» Data records:
........
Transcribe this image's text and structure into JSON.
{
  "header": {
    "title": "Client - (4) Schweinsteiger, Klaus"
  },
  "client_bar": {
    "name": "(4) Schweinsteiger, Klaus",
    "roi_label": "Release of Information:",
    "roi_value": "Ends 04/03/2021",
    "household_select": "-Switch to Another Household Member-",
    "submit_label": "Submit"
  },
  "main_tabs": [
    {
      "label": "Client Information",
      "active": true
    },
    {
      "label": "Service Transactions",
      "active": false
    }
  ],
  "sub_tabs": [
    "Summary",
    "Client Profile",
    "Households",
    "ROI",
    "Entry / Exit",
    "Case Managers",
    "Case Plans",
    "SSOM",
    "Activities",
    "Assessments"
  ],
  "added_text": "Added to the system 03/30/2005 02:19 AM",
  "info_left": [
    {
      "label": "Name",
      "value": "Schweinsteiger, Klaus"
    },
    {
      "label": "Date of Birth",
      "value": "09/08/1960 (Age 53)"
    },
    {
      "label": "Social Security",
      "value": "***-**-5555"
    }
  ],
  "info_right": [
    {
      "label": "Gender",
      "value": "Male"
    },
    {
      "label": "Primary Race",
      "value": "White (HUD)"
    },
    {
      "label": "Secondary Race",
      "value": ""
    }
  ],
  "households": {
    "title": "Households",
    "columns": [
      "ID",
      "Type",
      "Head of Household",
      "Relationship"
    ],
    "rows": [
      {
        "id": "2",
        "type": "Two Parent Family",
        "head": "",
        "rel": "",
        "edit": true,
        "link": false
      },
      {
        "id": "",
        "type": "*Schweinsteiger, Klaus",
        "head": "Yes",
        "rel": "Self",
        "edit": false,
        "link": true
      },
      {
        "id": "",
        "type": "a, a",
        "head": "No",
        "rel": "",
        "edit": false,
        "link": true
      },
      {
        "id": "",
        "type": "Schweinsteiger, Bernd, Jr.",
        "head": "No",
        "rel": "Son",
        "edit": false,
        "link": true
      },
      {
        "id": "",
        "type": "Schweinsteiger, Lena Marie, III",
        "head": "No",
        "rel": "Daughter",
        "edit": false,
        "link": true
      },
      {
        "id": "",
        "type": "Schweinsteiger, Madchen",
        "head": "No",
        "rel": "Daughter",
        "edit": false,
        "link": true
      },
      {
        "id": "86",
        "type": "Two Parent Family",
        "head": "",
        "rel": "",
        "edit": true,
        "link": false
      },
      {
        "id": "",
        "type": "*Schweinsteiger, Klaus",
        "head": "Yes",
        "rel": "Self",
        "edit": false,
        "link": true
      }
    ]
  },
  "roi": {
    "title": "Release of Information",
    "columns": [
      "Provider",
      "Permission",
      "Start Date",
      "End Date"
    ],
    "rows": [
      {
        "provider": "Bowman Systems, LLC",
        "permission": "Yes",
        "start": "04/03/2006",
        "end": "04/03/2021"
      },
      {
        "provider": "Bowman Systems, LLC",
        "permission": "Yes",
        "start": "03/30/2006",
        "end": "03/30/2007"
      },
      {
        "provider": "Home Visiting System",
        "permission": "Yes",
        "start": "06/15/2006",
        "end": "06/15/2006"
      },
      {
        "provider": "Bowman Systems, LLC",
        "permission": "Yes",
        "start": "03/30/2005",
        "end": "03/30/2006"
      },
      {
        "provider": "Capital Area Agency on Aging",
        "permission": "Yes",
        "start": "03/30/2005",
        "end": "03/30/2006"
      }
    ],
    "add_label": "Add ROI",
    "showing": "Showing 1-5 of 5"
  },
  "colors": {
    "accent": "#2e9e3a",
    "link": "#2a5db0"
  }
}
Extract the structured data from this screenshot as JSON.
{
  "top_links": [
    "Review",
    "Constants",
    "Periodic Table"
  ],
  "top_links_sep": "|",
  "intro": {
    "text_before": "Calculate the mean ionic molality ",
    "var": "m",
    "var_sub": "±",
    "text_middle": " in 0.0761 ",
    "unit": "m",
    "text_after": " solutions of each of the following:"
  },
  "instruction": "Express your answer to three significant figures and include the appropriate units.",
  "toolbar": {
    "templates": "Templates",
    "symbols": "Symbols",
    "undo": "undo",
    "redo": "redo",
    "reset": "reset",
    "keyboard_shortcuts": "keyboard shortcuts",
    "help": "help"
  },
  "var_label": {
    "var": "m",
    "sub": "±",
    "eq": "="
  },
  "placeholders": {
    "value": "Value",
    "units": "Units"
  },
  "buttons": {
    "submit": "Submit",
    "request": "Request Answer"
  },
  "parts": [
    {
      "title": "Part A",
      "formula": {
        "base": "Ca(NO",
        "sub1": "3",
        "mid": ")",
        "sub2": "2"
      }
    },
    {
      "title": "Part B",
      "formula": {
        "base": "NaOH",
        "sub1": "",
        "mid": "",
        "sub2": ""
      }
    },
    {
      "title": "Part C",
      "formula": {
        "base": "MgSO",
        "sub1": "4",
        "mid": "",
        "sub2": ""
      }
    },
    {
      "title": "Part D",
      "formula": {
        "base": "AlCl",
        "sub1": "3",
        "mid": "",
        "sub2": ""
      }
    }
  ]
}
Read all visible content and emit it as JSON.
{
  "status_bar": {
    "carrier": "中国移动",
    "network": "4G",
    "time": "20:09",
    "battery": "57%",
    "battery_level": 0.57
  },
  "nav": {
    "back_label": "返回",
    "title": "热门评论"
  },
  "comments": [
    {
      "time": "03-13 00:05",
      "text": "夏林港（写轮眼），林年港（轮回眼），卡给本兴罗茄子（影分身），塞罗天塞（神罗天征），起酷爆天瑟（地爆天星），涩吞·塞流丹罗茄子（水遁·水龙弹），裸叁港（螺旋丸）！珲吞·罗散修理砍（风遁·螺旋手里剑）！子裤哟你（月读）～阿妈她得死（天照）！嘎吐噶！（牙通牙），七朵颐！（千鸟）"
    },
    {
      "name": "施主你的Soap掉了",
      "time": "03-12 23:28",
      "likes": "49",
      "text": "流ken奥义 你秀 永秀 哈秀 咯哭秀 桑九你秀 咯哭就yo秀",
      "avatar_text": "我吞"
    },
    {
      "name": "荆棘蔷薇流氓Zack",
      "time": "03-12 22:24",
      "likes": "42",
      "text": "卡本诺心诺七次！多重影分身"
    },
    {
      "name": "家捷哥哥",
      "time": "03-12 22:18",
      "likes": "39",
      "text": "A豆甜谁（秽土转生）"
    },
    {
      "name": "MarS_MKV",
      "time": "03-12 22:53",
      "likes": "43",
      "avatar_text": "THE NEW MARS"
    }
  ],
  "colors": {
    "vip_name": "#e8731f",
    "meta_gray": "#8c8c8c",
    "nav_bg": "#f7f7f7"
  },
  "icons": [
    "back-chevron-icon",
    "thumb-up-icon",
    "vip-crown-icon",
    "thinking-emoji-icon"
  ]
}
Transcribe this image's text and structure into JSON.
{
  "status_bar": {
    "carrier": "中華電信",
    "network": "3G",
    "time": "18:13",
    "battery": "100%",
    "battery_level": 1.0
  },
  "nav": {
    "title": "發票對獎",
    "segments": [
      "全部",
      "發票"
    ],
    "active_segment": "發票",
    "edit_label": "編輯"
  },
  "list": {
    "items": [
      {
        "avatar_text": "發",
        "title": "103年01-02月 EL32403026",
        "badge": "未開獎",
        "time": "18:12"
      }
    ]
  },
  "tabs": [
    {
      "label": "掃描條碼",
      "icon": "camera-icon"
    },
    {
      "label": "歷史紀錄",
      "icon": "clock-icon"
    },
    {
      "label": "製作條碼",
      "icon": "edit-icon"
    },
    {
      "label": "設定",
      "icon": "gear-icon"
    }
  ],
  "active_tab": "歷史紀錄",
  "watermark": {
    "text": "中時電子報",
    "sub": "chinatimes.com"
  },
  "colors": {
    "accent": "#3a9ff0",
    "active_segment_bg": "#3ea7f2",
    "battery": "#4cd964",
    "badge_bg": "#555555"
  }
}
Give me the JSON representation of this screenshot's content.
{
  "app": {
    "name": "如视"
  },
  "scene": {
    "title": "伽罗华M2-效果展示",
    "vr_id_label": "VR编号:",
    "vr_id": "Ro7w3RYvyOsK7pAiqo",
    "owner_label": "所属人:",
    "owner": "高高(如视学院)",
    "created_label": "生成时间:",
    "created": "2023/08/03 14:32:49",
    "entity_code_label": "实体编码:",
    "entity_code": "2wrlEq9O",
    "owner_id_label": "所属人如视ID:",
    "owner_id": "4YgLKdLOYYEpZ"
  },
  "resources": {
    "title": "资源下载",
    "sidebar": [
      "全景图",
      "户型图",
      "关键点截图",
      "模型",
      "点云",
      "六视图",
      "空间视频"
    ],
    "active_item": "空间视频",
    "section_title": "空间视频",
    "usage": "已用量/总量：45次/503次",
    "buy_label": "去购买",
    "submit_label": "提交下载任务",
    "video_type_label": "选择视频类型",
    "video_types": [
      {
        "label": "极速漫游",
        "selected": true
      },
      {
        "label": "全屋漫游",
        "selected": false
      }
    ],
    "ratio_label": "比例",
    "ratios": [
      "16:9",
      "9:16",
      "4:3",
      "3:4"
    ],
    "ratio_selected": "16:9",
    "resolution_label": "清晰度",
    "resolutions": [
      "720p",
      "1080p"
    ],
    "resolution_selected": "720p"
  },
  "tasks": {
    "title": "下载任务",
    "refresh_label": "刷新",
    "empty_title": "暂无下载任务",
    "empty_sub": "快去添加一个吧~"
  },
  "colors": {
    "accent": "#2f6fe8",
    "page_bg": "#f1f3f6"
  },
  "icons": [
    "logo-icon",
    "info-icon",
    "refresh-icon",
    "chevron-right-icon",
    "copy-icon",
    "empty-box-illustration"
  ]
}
........
» Exercise aim:
Using the records above, find and show each line with the string "Release".

» The result:
    "roi_label": "Release of Information:",
    "title": "Release of Information",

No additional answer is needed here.